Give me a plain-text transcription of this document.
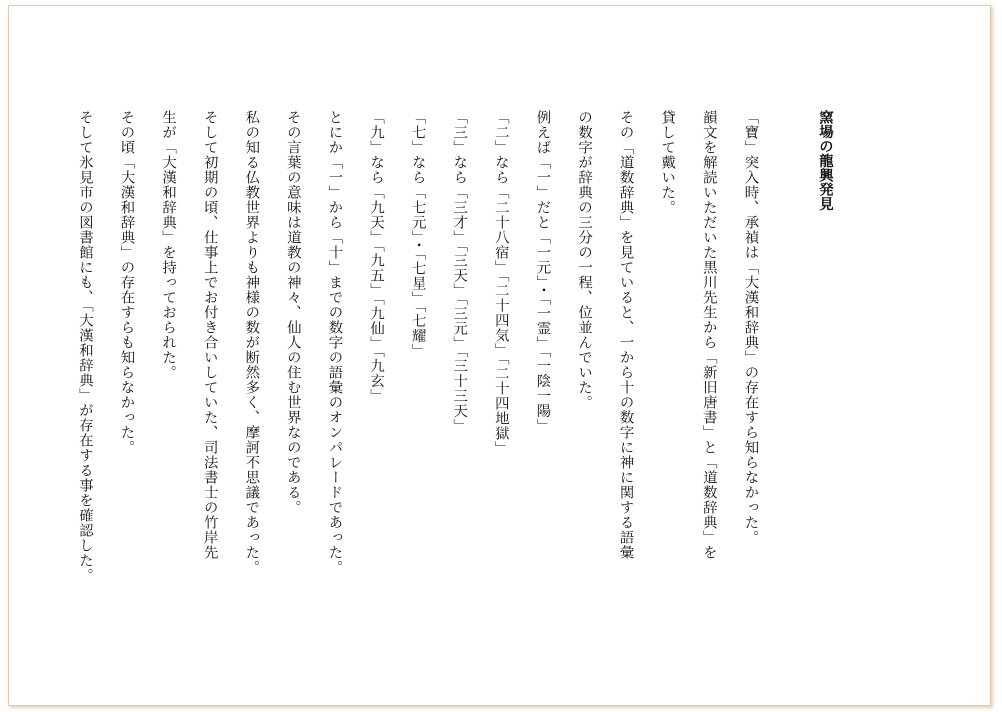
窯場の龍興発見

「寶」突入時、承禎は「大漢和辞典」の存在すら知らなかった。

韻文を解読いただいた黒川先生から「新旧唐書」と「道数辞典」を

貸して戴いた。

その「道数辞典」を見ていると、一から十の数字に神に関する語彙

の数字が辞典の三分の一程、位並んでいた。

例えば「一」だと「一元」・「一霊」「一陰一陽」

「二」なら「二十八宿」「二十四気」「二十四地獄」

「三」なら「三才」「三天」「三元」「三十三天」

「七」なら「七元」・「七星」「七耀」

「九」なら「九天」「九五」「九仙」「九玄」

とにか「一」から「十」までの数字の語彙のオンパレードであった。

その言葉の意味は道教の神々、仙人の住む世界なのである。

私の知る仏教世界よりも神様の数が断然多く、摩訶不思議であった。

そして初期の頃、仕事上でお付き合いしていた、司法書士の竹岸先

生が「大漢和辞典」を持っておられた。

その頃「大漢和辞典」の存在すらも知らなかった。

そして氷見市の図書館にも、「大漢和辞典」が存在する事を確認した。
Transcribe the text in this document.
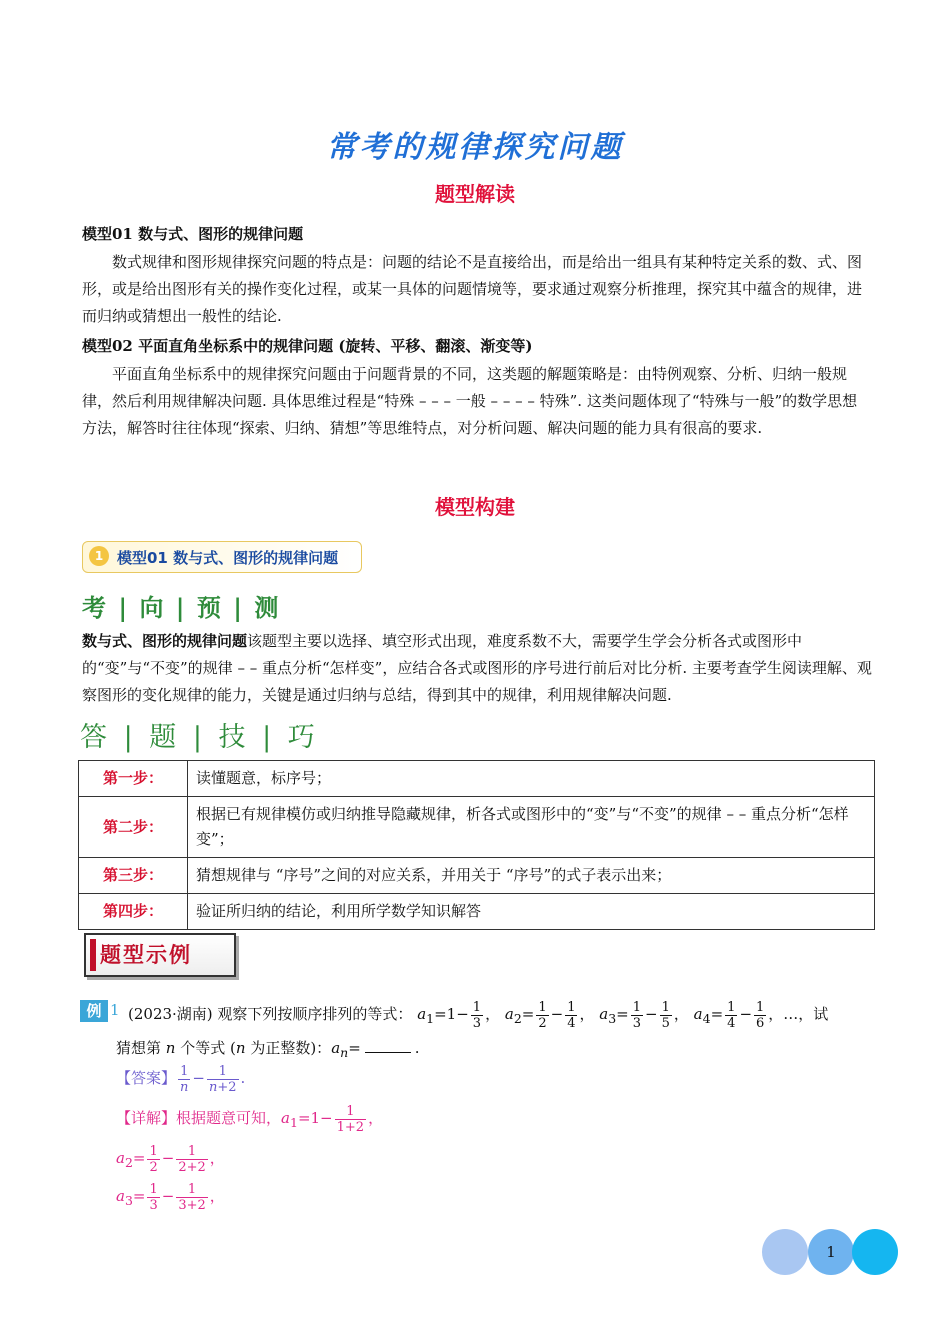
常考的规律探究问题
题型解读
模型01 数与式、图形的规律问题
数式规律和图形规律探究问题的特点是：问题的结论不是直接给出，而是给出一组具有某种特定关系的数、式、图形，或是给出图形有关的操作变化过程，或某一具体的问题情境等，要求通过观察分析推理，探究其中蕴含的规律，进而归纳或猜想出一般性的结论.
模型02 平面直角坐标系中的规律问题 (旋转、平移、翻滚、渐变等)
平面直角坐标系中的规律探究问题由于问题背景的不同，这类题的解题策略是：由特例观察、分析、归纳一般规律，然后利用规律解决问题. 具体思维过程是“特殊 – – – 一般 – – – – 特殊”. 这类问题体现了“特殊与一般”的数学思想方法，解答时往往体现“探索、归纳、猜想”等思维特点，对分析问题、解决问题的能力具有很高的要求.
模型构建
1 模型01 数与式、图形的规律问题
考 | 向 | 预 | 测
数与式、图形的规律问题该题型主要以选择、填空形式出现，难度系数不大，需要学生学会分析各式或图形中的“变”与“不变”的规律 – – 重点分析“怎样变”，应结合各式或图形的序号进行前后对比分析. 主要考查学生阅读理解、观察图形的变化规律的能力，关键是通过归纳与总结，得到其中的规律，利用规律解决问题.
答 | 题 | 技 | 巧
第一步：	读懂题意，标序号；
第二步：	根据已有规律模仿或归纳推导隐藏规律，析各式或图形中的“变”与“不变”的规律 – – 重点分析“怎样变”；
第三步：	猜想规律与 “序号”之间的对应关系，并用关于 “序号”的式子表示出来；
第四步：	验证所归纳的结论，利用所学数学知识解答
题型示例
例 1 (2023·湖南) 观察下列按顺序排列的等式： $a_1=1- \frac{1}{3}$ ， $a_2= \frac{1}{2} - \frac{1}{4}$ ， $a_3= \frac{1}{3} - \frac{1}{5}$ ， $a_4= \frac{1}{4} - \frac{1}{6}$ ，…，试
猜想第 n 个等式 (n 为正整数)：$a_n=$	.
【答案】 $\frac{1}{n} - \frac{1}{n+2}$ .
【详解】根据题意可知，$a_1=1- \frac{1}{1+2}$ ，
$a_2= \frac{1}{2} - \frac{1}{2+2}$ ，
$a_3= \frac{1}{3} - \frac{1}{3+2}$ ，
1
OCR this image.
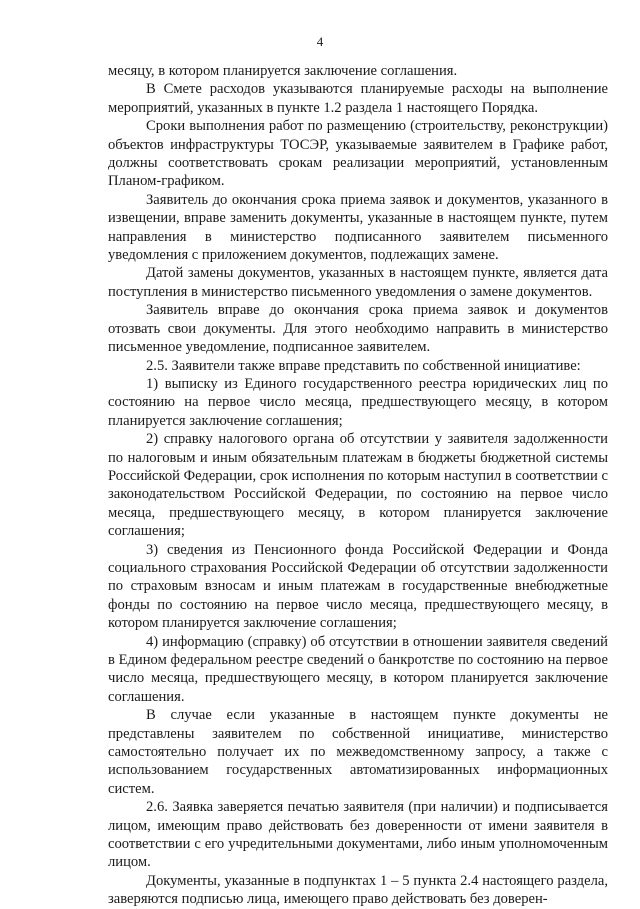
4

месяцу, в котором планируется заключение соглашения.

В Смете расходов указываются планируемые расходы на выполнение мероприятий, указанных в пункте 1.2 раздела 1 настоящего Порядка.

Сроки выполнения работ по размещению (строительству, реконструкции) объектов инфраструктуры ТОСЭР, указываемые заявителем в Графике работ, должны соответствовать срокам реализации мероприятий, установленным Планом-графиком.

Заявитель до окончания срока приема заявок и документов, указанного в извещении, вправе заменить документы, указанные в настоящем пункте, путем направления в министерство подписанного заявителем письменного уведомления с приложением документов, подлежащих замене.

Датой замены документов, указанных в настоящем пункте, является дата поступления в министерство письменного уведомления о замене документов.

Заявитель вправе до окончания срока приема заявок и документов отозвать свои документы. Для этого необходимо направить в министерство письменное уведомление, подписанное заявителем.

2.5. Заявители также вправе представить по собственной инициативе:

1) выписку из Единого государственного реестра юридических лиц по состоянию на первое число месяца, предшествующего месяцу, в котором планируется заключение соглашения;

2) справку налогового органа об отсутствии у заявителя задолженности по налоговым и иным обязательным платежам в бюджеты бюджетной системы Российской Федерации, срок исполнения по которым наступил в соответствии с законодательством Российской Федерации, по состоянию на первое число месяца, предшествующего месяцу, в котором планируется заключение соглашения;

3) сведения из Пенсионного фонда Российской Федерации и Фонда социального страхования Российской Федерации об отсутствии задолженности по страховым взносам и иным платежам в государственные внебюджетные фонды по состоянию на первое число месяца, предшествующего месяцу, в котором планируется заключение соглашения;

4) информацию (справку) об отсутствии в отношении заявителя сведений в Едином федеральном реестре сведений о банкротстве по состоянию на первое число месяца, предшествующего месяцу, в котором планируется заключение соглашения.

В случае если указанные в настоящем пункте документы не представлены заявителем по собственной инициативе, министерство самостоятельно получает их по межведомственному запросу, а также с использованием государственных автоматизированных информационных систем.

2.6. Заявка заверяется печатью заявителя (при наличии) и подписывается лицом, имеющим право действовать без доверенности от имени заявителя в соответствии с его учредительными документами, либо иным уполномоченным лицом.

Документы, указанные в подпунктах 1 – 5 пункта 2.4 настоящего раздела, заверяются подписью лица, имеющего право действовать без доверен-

## WHAT IS REQUIRED
Return each full line of the entries that contains the word "право".

## TASK OUTPUT
2.6. Заявка заверяется печатью заявителя (при наличии) и подписывается лицом, имеющим право действовать без доверенности от имени заявителя в соответствии с его учредительными документами, либо иным уполномоченным лицом.
Документы, указанные в подпунктах 1 – 5 пункта 2.4 настоящего раздела, заверяются подписью лица, имеющего право действовать без доверен-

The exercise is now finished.